▸ **AIM OF THE EXERCISE**
Note each line that includes the word "Discover". Copy those lines.

Collected data:
Begin
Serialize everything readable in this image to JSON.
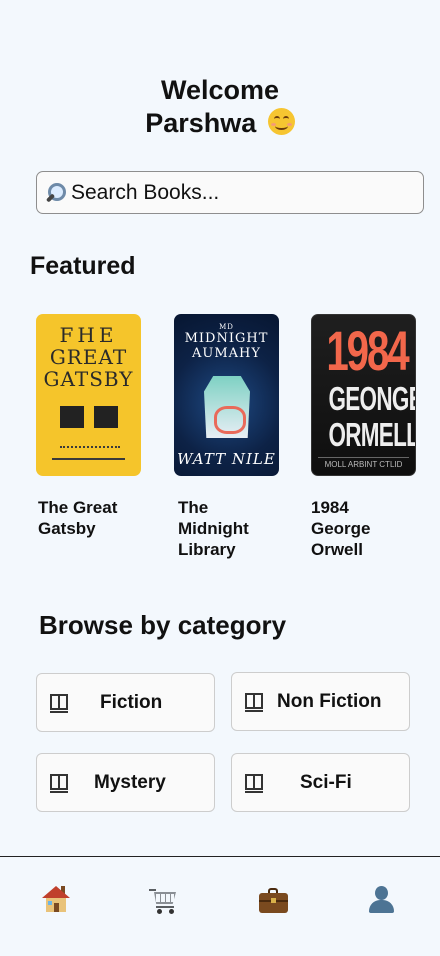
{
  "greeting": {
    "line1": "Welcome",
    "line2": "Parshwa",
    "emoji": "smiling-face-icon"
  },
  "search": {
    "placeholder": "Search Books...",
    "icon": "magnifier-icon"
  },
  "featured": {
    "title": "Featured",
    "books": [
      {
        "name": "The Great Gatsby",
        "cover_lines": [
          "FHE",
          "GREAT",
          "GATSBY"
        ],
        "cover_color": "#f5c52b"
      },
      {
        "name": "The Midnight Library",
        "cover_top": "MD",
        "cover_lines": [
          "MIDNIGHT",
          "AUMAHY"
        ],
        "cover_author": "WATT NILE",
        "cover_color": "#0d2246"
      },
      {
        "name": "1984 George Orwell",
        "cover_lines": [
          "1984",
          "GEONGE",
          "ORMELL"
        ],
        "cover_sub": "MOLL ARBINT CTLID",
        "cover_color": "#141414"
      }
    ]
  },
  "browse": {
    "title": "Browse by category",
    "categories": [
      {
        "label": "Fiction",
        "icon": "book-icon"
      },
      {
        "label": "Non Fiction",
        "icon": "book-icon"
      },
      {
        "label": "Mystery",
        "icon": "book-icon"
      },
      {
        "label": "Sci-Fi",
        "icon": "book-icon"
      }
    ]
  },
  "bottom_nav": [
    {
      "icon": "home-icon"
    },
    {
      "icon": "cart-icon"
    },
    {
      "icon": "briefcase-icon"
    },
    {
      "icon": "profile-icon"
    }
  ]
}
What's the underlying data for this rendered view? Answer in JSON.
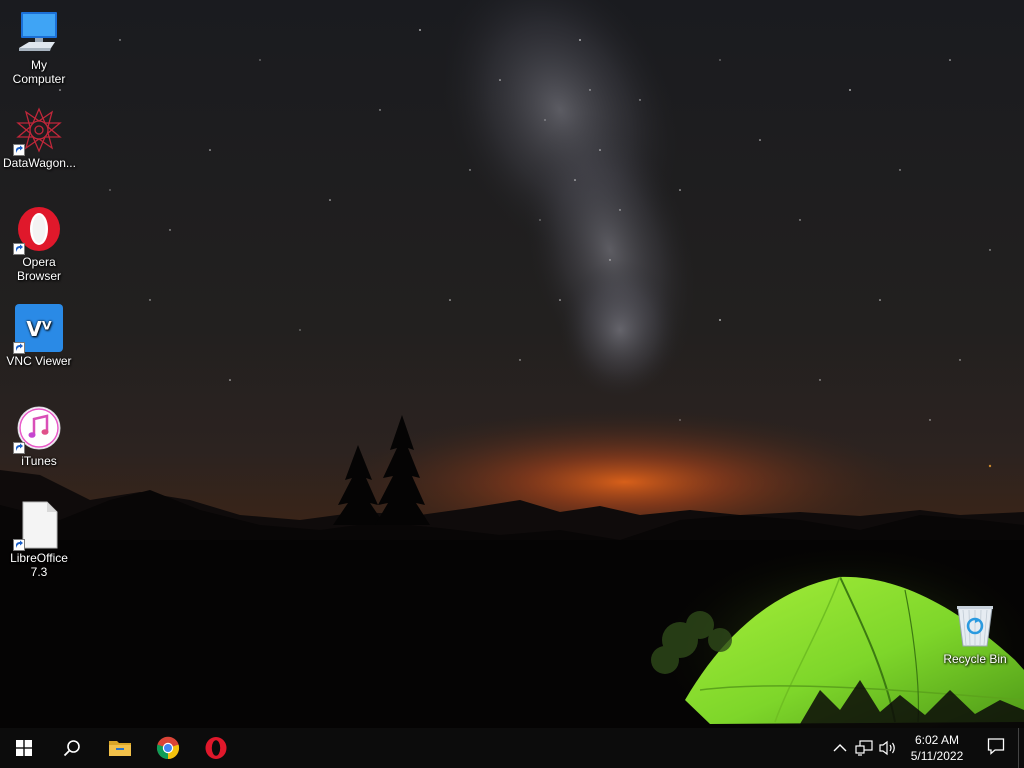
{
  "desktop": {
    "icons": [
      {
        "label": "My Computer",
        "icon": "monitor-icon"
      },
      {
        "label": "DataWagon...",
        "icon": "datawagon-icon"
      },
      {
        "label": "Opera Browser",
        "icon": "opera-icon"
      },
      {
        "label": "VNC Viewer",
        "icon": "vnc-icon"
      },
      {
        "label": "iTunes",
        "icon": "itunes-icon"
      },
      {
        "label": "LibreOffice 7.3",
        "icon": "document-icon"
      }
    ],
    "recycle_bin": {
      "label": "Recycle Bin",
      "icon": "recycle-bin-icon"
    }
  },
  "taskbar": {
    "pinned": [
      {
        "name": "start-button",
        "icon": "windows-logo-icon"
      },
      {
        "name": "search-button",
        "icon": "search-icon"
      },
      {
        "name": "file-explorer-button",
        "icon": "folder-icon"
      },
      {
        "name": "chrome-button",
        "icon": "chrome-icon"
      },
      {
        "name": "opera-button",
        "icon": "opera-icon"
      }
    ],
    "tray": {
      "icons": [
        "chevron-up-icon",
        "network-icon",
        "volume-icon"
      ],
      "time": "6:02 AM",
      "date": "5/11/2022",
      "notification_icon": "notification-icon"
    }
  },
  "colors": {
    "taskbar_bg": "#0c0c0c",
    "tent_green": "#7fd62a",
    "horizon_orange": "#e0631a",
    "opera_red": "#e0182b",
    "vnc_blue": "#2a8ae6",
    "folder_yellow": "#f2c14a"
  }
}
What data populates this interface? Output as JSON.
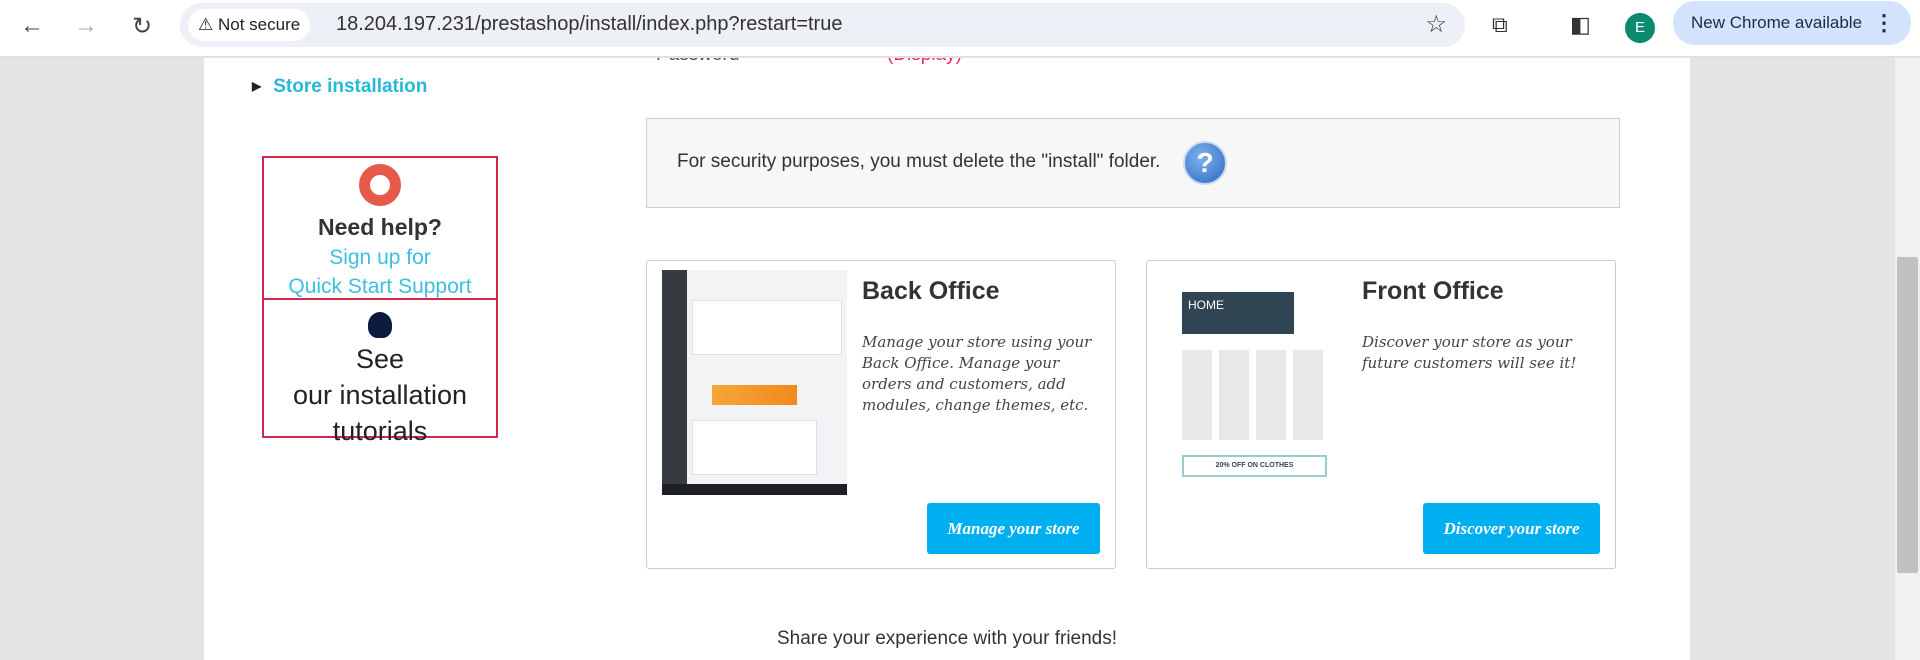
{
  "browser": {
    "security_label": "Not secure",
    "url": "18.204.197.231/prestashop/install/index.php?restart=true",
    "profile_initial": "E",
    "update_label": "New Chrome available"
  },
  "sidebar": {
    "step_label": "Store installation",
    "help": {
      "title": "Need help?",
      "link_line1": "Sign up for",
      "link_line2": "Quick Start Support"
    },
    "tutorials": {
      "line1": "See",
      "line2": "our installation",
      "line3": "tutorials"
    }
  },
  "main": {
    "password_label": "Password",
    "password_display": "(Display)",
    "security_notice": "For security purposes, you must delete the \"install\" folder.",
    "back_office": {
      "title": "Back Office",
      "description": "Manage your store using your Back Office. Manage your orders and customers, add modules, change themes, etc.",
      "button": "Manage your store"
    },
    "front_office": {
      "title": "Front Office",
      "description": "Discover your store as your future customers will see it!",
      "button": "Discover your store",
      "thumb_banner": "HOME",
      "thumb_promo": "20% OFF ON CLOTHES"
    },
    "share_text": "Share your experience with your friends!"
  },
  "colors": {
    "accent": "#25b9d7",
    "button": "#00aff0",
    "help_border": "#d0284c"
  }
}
End
▸ **FINISHED EXERCISE**
      "description": "Discover your store as your future customers will see it!",
      "button": "Discover your store",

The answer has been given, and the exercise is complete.